◆ **What you should do**:
Write out the stretch of the persistent objects reply from "Re: Persistent Objects" through "david@hookup.net (David Ziegler)" again, substituting "combination" for "mixed bag".

◆ **Page text**:
Re: Persistent Objects Spec: A case study :-)

Jim Roskind (jar@infoseek.com)
Tue, 9 Aug 1994 14:00:20 -0700

Good set of questions. Some I even have good answers for, and some
are a mixed bag of "current implementation" and "we didn't find a need
for it yet."

> From: david@hookup.net (David Ziegler)
> Date: Mon, 8 Aug 1994 15:25:43
>
> >Jim Roskind wrote:
>
> >In a future process, to reincarnate the above instance:
> >
> >a_born_again = MyPer().Find("the name that printed above")
> >
> >Notice that in the creation of a_born_again, we had to call a
> >constructor MyPer() just to make a dummy instance so that we could
> >call the Find() method.
>
> I would prefer a ``Find'' function that:
>
> 1) 2) [same semantics as find method]
>
> 3) Use the type information stored in the filed object to create an
> object of the appropriate type and use the Find method in this object
> to load the data.

◆ **Recorded data**:
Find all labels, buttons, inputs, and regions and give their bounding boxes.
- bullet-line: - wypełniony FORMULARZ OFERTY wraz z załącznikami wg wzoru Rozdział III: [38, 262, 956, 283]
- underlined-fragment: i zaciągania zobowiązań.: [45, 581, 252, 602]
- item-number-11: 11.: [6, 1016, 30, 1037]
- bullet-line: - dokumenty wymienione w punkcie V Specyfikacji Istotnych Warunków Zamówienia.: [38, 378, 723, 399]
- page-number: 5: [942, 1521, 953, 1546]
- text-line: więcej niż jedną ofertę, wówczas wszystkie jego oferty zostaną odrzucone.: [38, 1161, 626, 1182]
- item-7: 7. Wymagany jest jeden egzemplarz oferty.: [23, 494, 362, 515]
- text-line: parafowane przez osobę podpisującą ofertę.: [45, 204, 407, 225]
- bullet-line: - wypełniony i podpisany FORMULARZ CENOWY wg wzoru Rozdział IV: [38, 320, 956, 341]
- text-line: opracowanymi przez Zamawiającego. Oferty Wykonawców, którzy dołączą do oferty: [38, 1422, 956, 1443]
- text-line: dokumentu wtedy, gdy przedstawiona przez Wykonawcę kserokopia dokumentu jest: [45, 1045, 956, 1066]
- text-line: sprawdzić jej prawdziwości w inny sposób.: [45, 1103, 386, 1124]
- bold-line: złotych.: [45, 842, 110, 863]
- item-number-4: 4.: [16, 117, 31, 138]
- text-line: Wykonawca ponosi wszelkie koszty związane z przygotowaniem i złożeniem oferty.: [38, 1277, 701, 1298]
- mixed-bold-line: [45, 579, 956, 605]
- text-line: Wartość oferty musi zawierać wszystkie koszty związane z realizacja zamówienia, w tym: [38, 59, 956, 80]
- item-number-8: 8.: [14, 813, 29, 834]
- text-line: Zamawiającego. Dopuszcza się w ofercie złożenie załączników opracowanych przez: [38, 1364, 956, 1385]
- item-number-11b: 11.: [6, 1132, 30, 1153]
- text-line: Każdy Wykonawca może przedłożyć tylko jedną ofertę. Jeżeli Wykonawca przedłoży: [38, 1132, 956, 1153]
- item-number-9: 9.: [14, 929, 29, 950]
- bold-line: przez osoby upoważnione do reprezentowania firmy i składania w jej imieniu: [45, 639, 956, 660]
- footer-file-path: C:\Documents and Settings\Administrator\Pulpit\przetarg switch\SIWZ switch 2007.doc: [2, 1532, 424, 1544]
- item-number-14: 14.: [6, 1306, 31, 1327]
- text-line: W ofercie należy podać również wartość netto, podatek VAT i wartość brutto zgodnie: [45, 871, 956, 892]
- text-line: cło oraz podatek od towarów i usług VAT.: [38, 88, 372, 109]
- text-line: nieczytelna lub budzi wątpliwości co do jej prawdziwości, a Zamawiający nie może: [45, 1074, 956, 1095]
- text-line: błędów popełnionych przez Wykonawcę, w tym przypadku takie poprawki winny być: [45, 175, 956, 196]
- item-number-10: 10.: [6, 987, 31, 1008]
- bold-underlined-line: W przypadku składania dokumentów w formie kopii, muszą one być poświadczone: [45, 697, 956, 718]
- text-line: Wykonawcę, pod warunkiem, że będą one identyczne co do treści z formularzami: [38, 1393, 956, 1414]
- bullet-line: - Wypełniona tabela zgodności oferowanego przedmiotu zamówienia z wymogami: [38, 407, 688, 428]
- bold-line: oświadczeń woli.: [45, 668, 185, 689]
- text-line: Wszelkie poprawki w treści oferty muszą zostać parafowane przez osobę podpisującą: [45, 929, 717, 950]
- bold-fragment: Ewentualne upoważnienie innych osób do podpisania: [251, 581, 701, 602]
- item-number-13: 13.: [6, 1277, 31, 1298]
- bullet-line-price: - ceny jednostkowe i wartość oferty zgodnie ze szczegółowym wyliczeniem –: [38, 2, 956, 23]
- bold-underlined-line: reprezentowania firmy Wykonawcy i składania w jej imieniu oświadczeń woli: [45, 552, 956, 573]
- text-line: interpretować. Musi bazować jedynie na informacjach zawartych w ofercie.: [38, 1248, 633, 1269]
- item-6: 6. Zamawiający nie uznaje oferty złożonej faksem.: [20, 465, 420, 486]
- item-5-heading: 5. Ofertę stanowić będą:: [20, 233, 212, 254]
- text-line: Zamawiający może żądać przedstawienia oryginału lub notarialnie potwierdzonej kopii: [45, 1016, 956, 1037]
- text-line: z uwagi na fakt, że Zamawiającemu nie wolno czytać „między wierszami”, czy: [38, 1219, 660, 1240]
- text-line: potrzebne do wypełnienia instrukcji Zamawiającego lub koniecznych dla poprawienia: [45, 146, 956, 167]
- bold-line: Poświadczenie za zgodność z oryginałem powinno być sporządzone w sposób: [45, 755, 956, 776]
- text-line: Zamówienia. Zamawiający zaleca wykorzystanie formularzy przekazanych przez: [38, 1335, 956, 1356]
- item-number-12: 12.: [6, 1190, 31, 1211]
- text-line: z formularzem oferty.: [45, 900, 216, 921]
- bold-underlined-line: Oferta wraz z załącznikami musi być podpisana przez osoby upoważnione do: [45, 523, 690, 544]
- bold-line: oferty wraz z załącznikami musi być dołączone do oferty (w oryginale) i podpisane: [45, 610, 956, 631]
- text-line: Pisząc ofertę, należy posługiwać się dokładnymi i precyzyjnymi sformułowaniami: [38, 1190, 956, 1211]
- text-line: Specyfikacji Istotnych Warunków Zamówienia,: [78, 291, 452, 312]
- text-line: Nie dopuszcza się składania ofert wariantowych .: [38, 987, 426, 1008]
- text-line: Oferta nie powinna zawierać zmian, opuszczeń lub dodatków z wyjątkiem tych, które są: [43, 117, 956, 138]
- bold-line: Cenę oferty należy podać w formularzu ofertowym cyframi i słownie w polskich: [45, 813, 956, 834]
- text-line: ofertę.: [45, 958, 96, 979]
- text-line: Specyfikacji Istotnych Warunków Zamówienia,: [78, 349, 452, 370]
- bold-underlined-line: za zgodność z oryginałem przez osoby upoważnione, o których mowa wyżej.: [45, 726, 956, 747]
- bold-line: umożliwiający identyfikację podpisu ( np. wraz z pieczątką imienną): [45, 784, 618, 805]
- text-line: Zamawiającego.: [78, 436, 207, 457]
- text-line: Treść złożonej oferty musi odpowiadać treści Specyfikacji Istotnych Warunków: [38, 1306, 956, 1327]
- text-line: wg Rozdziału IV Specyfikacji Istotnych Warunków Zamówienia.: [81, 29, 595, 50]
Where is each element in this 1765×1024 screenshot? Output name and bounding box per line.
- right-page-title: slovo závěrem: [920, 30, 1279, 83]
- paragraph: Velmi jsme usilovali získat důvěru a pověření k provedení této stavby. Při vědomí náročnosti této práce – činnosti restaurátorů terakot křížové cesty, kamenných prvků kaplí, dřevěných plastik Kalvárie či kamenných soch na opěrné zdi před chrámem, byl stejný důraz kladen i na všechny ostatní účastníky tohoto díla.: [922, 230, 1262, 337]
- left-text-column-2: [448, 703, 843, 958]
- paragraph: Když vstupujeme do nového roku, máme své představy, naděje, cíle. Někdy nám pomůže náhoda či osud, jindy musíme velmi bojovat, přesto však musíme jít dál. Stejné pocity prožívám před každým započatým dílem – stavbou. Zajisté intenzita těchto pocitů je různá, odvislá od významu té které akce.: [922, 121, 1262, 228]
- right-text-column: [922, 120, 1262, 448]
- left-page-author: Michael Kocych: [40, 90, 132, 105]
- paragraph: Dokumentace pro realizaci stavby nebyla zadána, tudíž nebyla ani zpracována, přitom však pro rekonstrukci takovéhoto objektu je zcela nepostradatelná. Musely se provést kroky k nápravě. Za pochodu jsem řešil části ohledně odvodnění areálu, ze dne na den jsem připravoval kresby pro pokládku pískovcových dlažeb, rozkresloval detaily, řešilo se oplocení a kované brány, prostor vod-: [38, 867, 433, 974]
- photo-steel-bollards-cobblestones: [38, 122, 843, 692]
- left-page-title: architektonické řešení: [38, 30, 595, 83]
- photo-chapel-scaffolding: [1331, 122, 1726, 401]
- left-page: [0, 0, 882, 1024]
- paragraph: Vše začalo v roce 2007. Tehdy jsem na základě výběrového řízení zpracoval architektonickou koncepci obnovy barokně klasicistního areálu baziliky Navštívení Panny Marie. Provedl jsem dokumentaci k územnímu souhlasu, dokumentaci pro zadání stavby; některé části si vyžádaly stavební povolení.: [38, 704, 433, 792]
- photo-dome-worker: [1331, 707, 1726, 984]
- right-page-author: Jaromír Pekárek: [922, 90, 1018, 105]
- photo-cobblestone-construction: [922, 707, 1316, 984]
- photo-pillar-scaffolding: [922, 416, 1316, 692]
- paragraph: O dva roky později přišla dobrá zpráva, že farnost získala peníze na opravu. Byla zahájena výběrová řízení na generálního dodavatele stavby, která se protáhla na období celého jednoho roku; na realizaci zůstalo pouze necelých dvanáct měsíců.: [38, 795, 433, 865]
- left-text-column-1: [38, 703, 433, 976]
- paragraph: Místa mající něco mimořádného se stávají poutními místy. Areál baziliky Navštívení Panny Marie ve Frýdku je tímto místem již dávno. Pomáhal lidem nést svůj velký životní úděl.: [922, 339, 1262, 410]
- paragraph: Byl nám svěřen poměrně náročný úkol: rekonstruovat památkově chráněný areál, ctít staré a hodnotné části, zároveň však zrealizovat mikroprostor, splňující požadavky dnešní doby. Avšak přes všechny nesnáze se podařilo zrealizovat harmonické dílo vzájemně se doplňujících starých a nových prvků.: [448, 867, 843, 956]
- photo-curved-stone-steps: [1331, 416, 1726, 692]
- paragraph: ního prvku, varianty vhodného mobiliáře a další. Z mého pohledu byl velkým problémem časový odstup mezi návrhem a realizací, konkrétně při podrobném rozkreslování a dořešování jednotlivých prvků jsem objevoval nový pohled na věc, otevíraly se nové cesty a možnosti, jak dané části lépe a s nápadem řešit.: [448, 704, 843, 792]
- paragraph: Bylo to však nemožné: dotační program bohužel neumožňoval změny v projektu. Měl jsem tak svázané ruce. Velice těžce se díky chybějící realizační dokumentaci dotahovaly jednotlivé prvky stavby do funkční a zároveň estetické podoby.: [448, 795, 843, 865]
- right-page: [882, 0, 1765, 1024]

◆ **Full solution**:
Re: Persistent Objects Spec: A case study :-)

Jim Roskind (jar@infoseek.com)
Tue, 9 Aug 1994 14:00:20 -0700

Good set of questions. Some I even have good answers for, and some
are a combination of "current implementation" and "we didn't find a need
for it yet."

> From: david@hookup.net (David Ziegler)